> [The problem]: Give the listing below again in full, exactly as written.

Rows start

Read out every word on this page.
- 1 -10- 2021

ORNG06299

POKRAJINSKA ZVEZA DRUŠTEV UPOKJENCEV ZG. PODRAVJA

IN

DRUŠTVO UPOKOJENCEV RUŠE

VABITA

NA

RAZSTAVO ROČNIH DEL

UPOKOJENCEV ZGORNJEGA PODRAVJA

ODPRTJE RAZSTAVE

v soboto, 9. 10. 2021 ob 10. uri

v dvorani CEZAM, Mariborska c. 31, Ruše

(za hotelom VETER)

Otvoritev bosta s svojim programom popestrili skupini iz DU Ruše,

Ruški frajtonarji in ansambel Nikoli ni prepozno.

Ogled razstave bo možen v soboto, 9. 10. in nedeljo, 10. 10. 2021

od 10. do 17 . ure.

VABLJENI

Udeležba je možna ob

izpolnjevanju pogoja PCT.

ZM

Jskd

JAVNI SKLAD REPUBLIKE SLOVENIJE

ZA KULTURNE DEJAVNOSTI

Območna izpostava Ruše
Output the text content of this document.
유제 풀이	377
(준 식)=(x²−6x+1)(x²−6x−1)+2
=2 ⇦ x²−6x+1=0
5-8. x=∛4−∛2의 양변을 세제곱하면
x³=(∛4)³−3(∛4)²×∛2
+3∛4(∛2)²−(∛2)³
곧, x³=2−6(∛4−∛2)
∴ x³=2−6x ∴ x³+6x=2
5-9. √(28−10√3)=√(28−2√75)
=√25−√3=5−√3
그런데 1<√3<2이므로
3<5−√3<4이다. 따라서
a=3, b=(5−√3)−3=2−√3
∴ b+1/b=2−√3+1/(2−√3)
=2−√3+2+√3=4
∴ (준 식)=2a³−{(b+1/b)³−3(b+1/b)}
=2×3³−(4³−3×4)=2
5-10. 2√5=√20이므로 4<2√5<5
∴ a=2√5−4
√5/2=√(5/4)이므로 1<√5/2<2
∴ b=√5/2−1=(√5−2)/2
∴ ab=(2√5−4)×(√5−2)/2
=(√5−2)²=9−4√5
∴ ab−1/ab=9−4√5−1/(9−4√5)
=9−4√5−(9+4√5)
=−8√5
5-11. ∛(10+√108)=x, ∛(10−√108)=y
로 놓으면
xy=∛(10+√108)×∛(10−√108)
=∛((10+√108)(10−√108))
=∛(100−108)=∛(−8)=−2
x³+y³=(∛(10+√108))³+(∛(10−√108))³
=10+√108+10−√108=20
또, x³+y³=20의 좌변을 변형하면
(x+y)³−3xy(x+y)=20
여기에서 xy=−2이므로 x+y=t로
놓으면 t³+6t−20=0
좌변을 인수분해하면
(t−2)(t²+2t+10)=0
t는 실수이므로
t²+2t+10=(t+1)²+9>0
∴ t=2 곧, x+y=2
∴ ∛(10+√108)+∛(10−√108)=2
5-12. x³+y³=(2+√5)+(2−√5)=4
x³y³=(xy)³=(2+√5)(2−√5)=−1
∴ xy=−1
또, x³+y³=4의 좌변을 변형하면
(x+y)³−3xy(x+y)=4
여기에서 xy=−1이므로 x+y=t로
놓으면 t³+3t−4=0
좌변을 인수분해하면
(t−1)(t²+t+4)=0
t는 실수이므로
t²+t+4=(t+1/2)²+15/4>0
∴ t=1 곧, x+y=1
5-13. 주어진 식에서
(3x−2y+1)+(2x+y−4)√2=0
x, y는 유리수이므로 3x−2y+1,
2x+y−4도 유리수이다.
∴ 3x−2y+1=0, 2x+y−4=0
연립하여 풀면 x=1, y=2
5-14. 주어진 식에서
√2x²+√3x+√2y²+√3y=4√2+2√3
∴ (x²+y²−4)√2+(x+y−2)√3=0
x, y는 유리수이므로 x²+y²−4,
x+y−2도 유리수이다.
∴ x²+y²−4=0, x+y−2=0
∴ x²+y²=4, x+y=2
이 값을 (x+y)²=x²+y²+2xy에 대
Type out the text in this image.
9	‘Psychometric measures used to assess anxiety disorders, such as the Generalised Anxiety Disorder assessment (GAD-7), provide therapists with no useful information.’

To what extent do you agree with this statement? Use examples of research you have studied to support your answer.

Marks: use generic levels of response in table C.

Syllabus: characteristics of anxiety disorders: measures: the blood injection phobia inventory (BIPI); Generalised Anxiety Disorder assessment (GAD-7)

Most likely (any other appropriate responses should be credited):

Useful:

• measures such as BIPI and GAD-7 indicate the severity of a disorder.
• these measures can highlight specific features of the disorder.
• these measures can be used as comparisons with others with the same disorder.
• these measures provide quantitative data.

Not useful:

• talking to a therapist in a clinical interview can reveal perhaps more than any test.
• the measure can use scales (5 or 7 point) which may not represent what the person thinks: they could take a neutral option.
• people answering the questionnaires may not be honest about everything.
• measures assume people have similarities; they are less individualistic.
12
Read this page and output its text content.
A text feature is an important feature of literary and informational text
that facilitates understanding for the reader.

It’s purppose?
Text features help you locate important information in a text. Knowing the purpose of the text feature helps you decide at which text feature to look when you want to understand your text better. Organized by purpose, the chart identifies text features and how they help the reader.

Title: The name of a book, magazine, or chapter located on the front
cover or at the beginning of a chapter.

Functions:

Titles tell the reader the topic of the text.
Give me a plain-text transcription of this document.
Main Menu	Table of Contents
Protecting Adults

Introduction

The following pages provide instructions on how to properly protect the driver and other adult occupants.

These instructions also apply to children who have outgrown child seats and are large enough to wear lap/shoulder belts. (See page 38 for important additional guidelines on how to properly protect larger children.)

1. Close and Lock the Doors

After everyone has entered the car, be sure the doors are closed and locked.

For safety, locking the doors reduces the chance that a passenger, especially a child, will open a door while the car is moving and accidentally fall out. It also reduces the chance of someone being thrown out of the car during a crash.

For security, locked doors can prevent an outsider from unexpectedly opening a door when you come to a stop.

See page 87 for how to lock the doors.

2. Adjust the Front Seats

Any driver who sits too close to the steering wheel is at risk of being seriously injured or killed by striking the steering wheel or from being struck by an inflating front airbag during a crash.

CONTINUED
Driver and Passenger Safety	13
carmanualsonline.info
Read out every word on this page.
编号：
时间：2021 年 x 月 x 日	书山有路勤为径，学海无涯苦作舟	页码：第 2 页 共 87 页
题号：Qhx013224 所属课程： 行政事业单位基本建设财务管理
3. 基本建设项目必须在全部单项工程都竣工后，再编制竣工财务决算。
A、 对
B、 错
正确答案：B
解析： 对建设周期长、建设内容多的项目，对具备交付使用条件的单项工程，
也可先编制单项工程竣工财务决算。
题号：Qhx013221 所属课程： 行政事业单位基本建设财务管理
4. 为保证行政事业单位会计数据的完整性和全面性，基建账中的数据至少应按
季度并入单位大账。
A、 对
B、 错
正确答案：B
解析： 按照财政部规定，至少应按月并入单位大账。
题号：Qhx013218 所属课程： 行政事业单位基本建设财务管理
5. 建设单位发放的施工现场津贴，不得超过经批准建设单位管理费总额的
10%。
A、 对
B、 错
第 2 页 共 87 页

Rows end

> [Written answer]:
Read out every word on this page.
- 1 -10- 2021

ORNG06299

POKRAJINSKA ZVEZA DRUŠTEV UPOKJENCEV ZG. PODRAVJA

IN

DRUŠTVO UPOKOJENCEV RUŠE

VABITA

NA

RAZSTAVO ROČNIH DEL

UPOKOJENCEV ZGORNJEGA PODRAVJA

ODPRTJE RAZSTAVE

v soboto, 9. 10. 2021 ob 10. uri

v dvorani CEZAM, Mariborska c. 31, Ruše

(za hotelom VETER)

Otvoritev bosta s svojim programom popestrili skupini iz DU Ruše,

Ruški frajtonarji in ansambel Nikoli ni prepozno.

Ogled razstave bo možen v soboto, 9. 10. in nedeljo, 10. 10. 2021

od 10. do 17 . ure.

VABLJENI

Udeležba je možna ob

izpolnjevanju pogoja PCT.

ZM

Jskd

JAVNI SKLAD REPUBLIKE SLOVENIJE

ZA KULTURNE DEJAVNOSTI

Območna izpostava Ruše
Output the text content of this document.
유제 풀이	377
(준 식)=(x²−6x+1)(x²−6x−1)+2
=2 ⇦ x²−6x+1=0
5-8. x=∛4−∛2의 양변을 세제곱하면
x³=(∛4)³−3(∛4)²×∛2
+3∛4(∛2)²−(∛2)³
곧, x³=2−6(∛4−∛2)
∴ x³=2−6x ∴ x³+6x=2
5-9. √(28−10√3)=√(28−2√75)
=√25−√3=5−√3
그런데 1<√3<2이므로
3<5−√3<4이다. 따라서
a=3, b=(5−√3)−3=2−√3
∴ b+1/b=2−√3+1/(2−√3)
=2−√3+2+√3=4
∴ (준 식)=2a³−{(b+1/b)³−3(b+1/b)}
=2×3³−(4³−3×4)=2
5-10. 2√5=√20이므로 4<2√5<5
∴ a=2√5−4
√5/2=√(5/4)이므로 1<√5/2<2
∴ b=√5/2−1=(√5−2)/2
∴ ab=(2√5−4)×(√5−2)/2
=(√5−2)²=9−4√5
∴ ab−1/ab=9−4√5−1/(9−4√5)
=9−4√5−(9+4√5)
=−8√5
5-11. ∛(10+√108)=x, ∛(10−√108)=y
로 놓으면
xy=∛(10+√108)×∛(10−√108)
=∛((10+√108)(10−√108))
=∛(100−108)=∛(−8)=−2
x³+y³=(∛(10+√108))³+(∛(10−√108))³
=10+√108+10−√108=20
또, x³+y³=20의 좌변을 변형하면
(x+y)³−3xy(x+y)=20
여기에서 xy=−2이므로 x+y=t로
놓으면 t³+6t−20=0
좌변을 인수분해하면
(t−2)(t²+2t+10)=0
t는 실수이므로
t²+2t+10=(t+1)²+9>0
∴ t=2 곧, x+y=2
∴ ∛(10+√108)+∛(10−√108)=2
5-12. x³+y³=(2+√5)+(2−√5)=4
x³y³=(xy)³=(2+√5)(2−√5)=−1
∴ xy=−1
또, x³+y³=4의 좌변을 변형하면
(x+y)³−3xy(x+y)=4
여기에서 xy=−1이므로 x+y=t로
놓으면 t³+3t−4=0
좌변을 인수분해하면
(t−1)(t²+t+4)=0
t는 실수이므로
t²+t+4=(t+1/2)²+15/4>0
∴ t=1 곧, x+y=1
5-13. 주어진 식에서
(3x−2y+1)+(2x+y−4)√2=0
x, y는 유리수이므로 3x−2y+1,
2x+y−4도 유리수이다.
∴ 3x−2y+1=0, 2x+y−4=0
연립하여 풀면 x=1, y=2
5-14. 주어진 식에서
√2x²+√3x+√2y²+√3y=4√2+2√3
∴ (x²+y²−4)√2+(x+y−2)√3=0
x, y는 유리수이므로 x²+y²−4,
x+y−2도 유리수이다.
∴ x²+y²−4=0, x+y−2=0
∴ x²+y²=4, x+y=2
이 값을 (x+y)²=x²+y²+2xy에 대
Type out the text in this image.
9	‘Psychometric measures used to assess anxiety disorders, such as the Generalised Anxiety Disorder assessment (GAD-7), provide therapists with no useful information.’

To what extent do you agree with this statement? Use examples of research you have studied to support your answer.

Marks: use generic levels of response in table C.

Syllabus: characteristics of anxiety disorders: measures: the blood injection phobia inventory (BIPI); Generalised Anxiety Disorder assessment (GAD-7)

Most likely (any other appropriate responses should be credited):

Useful:

• measures such as BIPI and GAD-7 indicate the severity of a disorder.
• these measures can highlight specific features of the disorder.
• these measures can be used as comparisons with others with the same disorder.
• these measures provide quantitative data.

Not useful:

• talking to a therapist in a clinical interview can reveal perhaps more than any test.
• the measure can use scales (5 or 7 point) which may not represent what the person thinks: they could take a neutral option.
• people answering the questionnaires may not be honest about everything.
• measures assume people have similarities; they are less individualistic.
12
Read this page and output its text content.
A text feature is an important feature of literary and informational text
that facilitates understanding for the reader.

It’s purppose?
Text features help you locate important information in a text. Knowing the purpose of the text feature helps you decide at which text feature to look when you want to understand your text better. Organized by purpose, the chart identifies text features and how they help the reader.

Title: The name of a book, magazine, or chapter located on the front
cover or at the beginning of a chapter.

Functions:

Titles tell the reader the topic of the text.
Give me a plain-text transcription of this document.
Main Menu	Table of Contents
Protecting Adults

Introduction

The following pages provide instructions on how to properly protect the driver and other adult occupants.

These instructions also apply to children who have outgrown child seats and are large enough to wear lap/shoulder belts. (See page 38 for important additional guidelines on how to properly protect larger children.)

1. Close and Lock the Doors

After everyone has entered the car, be sure the doors are closed and locked.

For safety, locking the doors reduces the chance that a passenger, especially a child, will open a door while the car is moving and accidentally fall out. It also reduces the chance of someone being thrown out of the car during a crash.

For security, locked doors can prevent an outsider from unexpectedly opening a door when you come to a stop.

See page 87 for how to lock the doors.

2. Adjust the Front Seats

Any driver who sits too close to the steering wheel is at risk of being seriously injured or killed by striking the steering wheel or from being struck by an inflating front airbag during a crash.

CONTINUED
Driver and Passenger Safety	13
carmanualsonline.info
Read out every word on this page.
编号：
时间：2021 年 x 月 x 日	书山有路勤为径，学海无涯苦作舟	页码：第 2 页 共 87 页
题号：Qhx013224 所属课程： 行政事业单位基本建设财务管理
3. 基本建设项目必须在全部单项工程都竣工后，再编制竣工财务决算。
A、 对
B、 错
正确答案：B
解析： 对建设周期长、建设内容多的项目，对具备交付使用条件的单项工程，
也可先编制单项工程竣工财务决算。
题号：Qhx013221 所属课程： 行政事业单位基本建设财务管理
4. 为保证行政事业单位会计数据的完整性和全面性，基建账中的数据至少应按
季度并入单位大账。
A、 对
B、 错
正确答案：B
解析： 按照财政部规定，至少应按月并入单位大账。
题号：Qhx013218 所属课程： 行政事业单位基本建设财务管理
5. 建设单位发放的施工现场津贴，不得超过经批准建设单位管理费总额的
10%。
A、 对
B、 错
第 2 页 共 87 页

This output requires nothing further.